_Exercise prompt_
What follows is a block of records; restate each one word for word.

_Listing_
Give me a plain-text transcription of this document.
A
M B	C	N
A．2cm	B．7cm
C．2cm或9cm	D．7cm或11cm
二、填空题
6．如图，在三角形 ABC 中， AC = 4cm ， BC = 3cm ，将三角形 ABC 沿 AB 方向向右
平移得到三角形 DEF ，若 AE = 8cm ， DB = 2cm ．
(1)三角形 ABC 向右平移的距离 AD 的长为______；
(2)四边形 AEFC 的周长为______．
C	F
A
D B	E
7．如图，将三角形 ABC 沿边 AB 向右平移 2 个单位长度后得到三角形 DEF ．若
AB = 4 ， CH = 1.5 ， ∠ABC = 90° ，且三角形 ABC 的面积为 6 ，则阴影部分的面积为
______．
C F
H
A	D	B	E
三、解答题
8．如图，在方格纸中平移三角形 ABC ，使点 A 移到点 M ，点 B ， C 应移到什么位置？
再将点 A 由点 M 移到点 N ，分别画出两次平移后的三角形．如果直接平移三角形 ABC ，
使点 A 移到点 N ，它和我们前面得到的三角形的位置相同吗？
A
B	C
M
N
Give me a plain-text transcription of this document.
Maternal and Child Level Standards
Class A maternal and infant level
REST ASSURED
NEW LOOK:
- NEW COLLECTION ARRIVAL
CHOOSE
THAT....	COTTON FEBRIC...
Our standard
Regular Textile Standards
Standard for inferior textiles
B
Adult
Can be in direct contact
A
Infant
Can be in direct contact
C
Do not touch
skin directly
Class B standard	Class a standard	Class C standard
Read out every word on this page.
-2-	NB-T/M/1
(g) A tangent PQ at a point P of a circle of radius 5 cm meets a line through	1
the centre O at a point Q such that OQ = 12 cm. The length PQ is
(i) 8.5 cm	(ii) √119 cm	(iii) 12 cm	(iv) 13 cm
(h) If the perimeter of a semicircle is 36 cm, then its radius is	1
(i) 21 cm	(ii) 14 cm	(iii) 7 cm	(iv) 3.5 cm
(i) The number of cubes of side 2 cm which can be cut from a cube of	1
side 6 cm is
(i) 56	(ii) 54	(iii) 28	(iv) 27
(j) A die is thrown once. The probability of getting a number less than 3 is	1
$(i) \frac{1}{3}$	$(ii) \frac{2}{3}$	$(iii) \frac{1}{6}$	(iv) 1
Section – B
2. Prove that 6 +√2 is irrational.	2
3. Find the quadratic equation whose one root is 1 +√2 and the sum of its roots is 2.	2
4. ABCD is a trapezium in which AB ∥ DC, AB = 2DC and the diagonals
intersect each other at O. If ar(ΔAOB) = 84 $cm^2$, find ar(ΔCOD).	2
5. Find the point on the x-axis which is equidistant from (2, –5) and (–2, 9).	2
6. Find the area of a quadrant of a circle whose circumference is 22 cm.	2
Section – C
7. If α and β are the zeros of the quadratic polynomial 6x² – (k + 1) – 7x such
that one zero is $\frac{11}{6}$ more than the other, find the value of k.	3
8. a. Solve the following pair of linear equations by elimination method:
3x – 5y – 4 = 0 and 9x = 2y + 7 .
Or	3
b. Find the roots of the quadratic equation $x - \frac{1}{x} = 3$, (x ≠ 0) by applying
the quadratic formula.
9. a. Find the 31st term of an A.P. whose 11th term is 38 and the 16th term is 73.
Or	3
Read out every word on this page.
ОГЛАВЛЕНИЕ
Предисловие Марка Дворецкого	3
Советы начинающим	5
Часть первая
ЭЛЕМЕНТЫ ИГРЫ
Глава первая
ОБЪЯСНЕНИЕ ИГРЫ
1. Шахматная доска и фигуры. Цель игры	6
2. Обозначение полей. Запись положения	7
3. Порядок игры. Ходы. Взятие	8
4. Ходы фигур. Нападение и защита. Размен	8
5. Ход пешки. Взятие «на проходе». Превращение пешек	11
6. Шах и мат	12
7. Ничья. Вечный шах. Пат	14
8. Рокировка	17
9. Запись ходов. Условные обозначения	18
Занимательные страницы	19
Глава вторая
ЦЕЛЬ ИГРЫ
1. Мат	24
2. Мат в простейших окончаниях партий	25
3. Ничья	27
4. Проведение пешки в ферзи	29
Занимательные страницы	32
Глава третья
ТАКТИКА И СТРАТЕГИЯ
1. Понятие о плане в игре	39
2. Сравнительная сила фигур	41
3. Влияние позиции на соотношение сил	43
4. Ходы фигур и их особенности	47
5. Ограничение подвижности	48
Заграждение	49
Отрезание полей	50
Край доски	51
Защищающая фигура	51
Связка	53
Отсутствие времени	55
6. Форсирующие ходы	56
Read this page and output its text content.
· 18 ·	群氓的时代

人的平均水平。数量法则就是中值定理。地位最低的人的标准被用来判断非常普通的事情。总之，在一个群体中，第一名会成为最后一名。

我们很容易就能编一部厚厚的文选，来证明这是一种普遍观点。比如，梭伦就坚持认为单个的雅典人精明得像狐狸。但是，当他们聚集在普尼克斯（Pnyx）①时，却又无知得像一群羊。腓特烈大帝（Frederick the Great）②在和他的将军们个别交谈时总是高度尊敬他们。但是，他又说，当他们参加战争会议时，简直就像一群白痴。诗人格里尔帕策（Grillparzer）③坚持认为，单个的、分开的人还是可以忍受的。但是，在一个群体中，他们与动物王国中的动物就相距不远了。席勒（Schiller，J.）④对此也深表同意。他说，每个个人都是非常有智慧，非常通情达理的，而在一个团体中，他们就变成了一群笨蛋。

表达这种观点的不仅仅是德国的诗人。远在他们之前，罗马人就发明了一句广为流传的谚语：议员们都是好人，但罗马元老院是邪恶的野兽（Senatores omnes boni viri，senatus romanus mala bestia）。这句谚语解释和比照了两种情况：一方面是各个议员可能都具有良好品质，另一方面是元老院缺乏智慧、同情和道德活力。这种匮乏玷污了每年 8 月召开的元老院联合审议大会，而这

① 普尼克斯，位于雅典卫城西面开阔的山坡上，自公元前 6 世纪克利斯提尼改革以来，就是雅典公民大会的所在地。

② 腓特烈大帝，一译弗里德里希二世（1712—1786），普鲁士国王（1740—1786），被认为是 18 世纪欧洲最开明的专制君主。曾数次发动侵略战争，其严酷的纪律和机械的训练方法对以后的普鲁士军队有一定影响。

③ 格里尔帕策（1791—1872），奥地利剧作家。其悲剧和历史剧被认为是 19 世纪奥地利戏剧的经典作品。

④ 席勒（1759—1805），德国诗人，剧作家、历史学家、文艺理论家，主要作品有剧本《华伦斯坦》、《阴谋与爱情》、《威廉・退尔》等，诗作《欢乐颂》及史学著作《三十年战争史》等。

_Task output_
Give me a plain-text transcription of this document.
A
M B	C	N
A．2cm	B．7cm
C．2cm或9cm	D．7cm或11cm
二、填空题
6．如图，在三角形 ABC 中， AC = 4cm ， BC = 3cm ，将三角形 ABC 沿 AB 方向向右
平移得到三角形 DEF ，若 AE = 8cm ， DB = 2cm ．
(1)三角形 ABC 向右平移的距离 AD 的长为______；
(2)四边形 AEFC 的周长为______．
C	F
A
D B	E
7．如图，将三角形 ABC 沿边 AB 向右平移 2 个单位长度后得到三角形 DEF ．若
AB = 4 ， CH = 1.5 ， ∠ABC = 90° ，且三角形 ABC 的面积为 6 ，则阴影部分的面积为
______．
C F
H
A	D	B	E
三、解答题
8．如图，在方格纸中平移三角形 ABC ，使点 A 移到点 M ，点 B ， C 应移到什么位置？
再将点 A 由点 M 移到点 N ，分别画出两次平移后的三角形．如果直接平移三角形 ABC ，
使点 A 移到点 N ，它和我们前面得到的三角形的位置相同吗？
A
B	C
M
N
Give me a plain-text transcription of this document.
Maternal and Child Level Standards
Class A maternal and infant level
REST ASSURED
NEW LOOK:
- NEW COLLECTION ARRIVAL
CHOOSE
THAT....	COTTON FEBRIC...
Our standard
Regular Textile Standards
Standard for inferior textiles
B
Adult
Can be in direct contact
A
Infant
Can be in direct contact
C
Do not touch
skin directly
Class B standard	Class a standard	Class C standard
Read out every word on this page.
-2-	NB-T/M/1
(g) A tangent PQ at a point P of a circle of radius 5 cm meets a line through	1
the centre O at a point Q such that OQ = 12 cm. The length PQ is
(i) 8.5 cm	(ii) √119 cm	(iii) 12 cm	(iv) 13 cm
(h) If the perimeter of a semicircle is 36 cm, then its radius is	1
(i) 21 cm	(ii) 14 cm	(iii) 7 cm	(iv) 3.5 cm
(i) The number of cubes of side 2 cm which can be cut from a cube of	1
side 6 cm is
(i) 56	(ii) 54	(iii) 28	(iv) 27
(j) A die is thrown once. The probability of getting a number less than 3 is	1
$(i) \frac{1}{3}$	$(ii) \frac{2}{3}$	$(iii) \frac{1}{6}$	(iv) 1
Section – B
2. Prove that 6 +√2 is irrational.	2
3. Find the quadratic equation whose one root is 1 +√2 and the sum of its roots is 2.	2
4. ABCD is a trapezium in which AB ∥ DC, AB = 2DC and the diagonals
intersect each other at O. If ar(ΔAOB) = 84 $cm^2$, find ar(ΔCOD).	2
5. Find the point on the x-axis which is equidistant from (2, –5) and (–2, 9).	2
6. Find the area of a quadrant of a circle whose circumference is 22 cm.	2
Section – C
7. If α and β are the zeros of the quadratic polynomial 6x² – (k + 1) – 7x such
that one zero is $\frac{11}{6}$ more than the other, find the value of k.	3
8. a. Solve the following pair of linear equations by elimination method:
3x – 5y – 4 = 0 and 9x = 2y + 7 .
Or	3
b. Find the roots of the quadratic equation $x - \frac{1}{x} = 3$, (x ≠ 0) by applying
the quadratic formula.
9. a. Find the 31st term of an A.P. whose 11th term is 38 and the 16th term is 73.
Or	3
Read out every word on this page.
ОГЛАВЛЕНИЕ
Предисловие Марка Дворецкого	3
Советы начинающим	5
Часть первая
ЭЛЕМЕНТЫ ИГРЫ
Глава первая
ОБЪЯСНЕНИЕ ИГРЫ
1. Шахматная доска и фигуры. Цель игры	6
2. Обозначение полей. Запись положения	7
3. Порядок игры. Ходы. Взятие	8
4. Ходы фигур. Нападение и защита. Размен	8
5. Ход пешки. Взятие «на проходе». Превращение пешек	11
6. Шах и мат	12
7. Ничья. Вечный шах. Пат	14
8. Рокировка	17
9. Запись ходов. Условные обозначения	18
Занимательные страницы	19
Глава вторая
ЦЕЛЬ ИГРЫ
1. Мат	24
2. Мат в простейших окончаниях партий	25
3. Ничья	27
4. Проведение пешки в ферзи	29
Занимательные страницы	32
Глава третья
ТАКТИКА И СТРАТЕГИЯ
1. Понятие о плане в игре	39
2. Сравнительная сила фигур	41
3. Влияние позиции на соотношение сил	43
4. Ходы фигур и их особенности	47
5. Ограничение подвижности	48
Заграждение	49
Отрезание полей	50
Край доски	51
Защищающая фигура	51
Связка	53
Отсутствие времени	55
6. Форсирующие ходы	56
Read this page and output its text content.
· 18 ·	群氓的时代

人的平均水平。数量法则就是中值定理。地位最低的人的标准被用来判断非常普通的事情。总之，在一个群体中，第一名会成为最后一名。

我们很容易就能编一部厚厚的文选，来证明这是一种普遍观点。比如，梭伦就坚持认为单个的雅典人精明得像狐狸。但是，当他们聚集在普尼克斯（Pnyx）①时，却又无知得像一群羊。腓特烈大帝（Frederick the Great）②在和他的将军们个别交谈时总是高度尊敬他们。但是，他又说，当他们参加战争会议时，简直就像一群白痴。诗人格里尔帕策（Grillparzer）③坚持认为，单个的、分开的人还是可以忍受的。但是，在一个群体中，他们与动物王国中的动物就相距不远了。席勒（Schiller，J.）④对此也深表同意。他说，每个个人都是非常有智慧，非常通情达理的，而在一个团体中，他们就变成了一群笨蛋。

表达这种观点的不仅仅是德国的诗人。远在他们之前，罗马人就发明了一句广为流传的谚语：议员们都是好人，但罗马元老院是邪恶的野兽（Senatores omnes boni viri，senatus romanus mala bestia）。这句谚语解释和比照了两种情况：一方面是各个议员可能都具有良好品质，另一方面是元老院缺乏智慧、同情和道德活力。这种匮乏玷污了每年 8 月召开的元老院联合审议大会，而这

① 普尼克斯，位于雅典卫城西面开阔的山坡上，自公元前 6 世纪克利斯提尼改革以来，就是雅典公民大会的所在地。

② 腓特烈大帝，一译弗里德里希二世（1712—1786），普鲁士国王（1740—1786），被认为是 18 世纪欧洲最开明的专制君主。曾数次发动侵略战争，其严酷的纪律和机械的训练方法对以后的普鲁士军队有一定影响。

③ 格里尔帕策（1791—1872），奥地利剧作家。其悲剧和历史剧被认为是 19 世纪奥地利戏剧的经典作品。

④ 席勒（1759—1805），德国诗人，剧作家、历史学家、文艺理论家，主要作品有剧本《华伦斯坦》、《阴谋与爱情》、《威廉・退尔》等，诗作《欢乐颂》及史学著作《三十年战争史》等。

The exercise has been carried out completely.